» **THE REQUEST**
Within the material below, find each line bearing the word "则不可能有上述离子中的" and present it.

— Start of DATA FOR THE TASK —

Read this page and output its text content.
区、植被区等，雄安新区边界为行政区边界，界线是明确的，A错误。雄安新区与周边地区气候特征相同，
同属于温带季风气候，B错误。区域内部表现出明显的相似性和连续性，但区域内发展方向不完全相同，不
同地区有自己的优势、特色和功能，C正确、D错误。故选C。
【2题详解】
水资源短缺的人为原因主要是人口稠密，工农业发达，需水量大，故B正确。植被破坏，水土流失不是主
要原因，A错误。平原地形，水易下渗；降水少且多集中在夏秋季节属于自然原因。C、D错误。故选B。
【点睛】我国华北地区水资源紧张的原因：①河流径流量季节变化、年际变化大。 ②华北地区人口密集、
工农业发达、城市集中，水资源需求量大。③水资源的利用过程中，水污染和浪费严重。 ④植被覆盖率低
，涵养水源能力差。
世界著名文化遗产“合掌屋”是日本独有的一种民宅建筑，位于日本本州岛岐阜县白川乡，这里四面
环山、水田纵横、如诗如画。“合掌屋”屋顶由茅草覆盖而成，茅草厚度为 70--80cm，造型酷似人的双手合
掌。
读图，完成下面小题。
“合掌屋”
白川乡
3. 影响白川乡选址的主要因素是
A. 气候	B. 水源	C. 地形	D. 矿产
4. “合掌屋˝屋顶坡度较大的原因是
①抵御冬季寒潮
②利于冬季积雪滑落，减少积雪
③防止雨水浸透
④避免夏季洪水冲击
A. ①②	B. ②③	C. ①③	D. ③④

— End of DATA FOR THE TASK —
— Start of DATA FOR THE TASK —

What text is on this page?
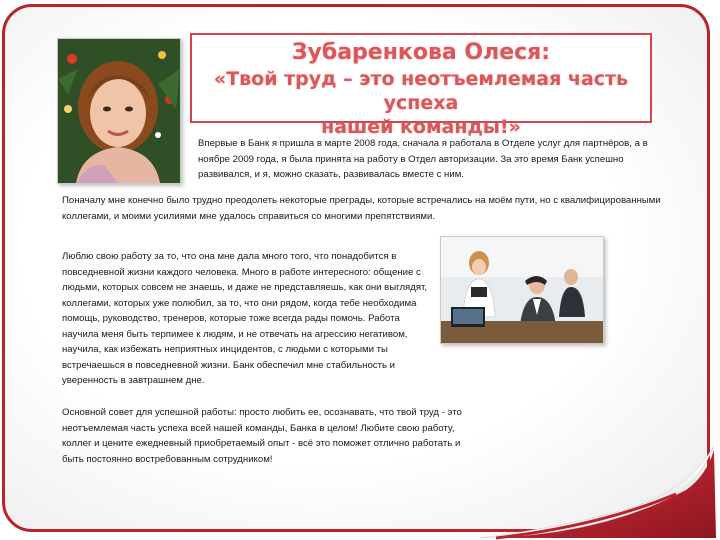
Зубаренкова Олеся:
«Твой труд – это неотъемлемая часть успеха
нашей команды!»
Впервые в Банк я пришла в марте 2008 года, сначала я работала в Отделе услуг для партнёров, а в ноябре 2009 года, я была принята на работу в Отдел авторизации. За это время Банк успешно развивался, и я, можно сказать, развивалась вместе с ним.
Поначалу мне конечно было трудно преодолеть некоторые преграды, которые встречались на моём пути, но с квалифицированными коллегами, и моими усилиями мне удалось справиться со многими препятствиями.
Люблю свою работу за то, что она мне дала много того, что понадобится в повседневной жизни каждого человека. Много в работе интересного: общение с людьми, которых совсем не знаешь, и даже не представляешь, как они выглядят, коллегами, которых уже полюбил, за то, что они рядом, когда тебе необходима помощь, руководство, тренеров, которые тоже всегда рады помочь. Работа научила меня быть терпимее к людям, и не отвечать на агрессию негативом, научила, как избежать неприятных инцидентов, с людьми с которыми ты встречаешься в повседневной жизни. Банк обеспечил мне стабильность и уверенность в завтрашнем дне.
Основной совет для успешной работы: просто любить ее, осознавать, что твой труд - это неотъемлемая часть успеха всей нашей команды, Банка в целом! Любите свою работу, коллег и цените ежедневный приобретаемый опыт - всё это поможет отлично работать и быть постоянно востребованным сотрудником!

— End of DATA FOR THE TASK —
— Start of DATA FOR THE TASK —

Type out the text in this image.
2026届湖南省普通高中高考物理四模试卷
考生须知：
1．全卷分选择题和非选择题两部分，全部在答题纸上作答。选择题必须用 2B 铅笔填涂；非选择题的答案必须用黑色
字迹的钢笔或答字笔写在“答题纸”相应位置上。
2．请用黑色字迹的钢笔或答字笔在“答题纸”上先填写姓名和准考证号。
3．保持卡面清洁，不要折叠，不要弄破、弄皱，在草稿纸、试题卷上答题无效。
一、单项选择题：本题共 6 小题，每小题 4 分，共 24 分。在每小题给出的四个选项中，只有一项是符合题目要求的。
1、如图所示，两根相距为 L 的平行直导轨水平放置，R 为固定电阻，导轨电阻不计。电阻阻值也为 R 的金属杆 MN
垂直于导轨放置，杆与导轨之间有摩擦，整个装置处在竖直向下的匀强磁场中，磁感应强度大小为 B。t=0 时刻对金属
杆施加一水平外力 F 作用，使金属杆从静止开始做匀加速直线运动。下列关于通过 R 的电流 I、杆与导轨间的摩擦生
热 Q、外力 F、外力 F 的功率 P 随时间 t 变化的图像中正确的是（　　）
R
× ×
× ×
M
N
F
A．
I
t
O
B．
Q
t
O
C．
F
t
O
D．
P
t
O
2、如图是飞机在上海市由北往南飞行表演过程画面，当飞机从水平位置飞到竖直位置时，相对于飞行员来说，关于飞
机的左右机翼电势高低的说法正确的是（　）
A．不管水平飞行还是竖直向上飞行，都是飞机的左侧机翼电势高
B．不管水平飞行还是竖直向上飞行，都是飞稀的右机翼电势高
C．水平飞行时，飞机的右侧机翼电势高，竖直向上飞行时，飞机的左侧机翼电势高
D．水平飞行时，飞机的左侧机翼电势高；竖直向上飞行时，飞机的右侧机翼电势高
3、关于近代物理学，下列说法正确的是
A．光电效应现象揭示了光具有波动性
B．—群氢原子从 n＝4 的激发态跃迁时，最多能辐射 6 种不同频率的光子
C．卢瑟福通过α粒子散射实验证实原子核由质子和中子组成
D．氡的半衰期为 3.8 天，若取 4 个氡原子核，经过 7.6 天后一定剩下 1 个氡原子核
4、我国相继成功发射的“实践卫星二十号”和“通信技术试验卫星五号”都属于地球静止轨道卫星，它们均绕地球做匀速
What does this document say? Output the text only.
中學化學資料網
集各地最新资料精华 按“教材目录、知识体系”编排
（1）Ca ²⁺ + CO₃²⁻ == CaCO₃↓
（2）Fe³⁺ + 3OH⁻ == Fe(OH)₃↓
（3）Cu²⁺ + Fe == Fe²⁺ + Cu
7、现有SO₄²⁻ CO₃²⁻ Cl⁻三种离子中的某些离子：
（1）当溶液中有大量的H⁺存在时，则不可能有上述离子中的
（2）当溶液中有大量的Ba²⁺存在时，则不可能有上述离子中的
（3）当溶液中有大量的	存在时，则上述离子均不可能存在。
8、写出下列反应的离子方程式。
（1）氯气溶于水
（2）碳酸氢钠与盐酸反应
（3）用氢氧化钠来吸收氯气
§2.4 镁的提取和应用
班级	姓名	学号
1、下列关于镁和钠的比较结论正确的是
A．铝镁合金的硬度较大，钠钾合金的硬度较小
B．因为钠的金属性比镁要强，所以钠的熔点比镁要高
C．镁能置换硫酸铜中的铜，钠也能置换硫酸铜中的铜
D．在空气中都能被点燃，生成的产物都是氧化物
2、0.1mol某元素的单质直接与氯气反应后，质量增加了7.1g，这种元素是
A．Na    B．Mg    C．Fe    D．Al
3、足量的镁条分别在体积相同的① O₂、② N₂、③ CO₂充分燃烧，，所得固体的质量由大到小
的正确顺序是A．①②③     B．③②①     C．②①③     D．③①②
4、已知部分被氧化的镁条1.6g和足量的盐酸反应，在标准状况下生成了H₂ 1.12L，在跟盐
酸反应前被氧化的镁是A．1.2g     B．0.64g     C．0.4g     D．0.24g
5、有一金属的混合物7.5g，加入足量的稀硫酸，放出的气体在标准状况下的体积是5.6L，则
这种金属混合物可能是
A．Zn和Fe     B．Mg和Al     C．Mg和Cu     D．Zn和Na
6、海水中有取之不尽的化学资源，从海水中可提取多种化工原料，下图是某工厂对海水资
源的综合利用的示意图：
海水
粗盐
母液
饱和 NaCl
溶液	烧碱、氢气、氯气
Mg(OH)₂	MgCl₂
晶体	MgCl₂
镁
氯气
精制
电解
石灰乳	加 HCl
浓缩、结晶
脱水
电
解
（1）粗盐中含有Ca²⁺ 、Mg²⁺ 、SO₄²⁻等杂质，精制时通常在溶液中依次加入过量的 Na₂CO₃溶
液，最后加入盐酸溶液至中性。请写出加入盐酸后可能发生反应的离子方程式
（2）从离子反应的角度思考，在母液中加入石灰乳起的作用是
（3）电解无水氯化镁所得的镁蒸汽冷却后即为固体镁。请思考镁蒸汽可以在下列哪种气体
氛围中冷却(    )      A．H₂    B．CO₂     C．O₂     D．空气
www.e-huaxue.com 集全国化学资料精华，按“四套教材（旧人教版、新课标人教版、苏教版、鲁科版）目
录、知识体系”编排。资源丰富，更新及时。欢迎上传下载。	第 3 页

— End of DATA FOR THE TASK —

» **PROBLEM SOLUTION**
（1）当溶液中有大量的H⁺存在时，则不可能有上述离子中的
（2）当溶液中有大量的Ba²⁺存在时，则不可能有上述离子中的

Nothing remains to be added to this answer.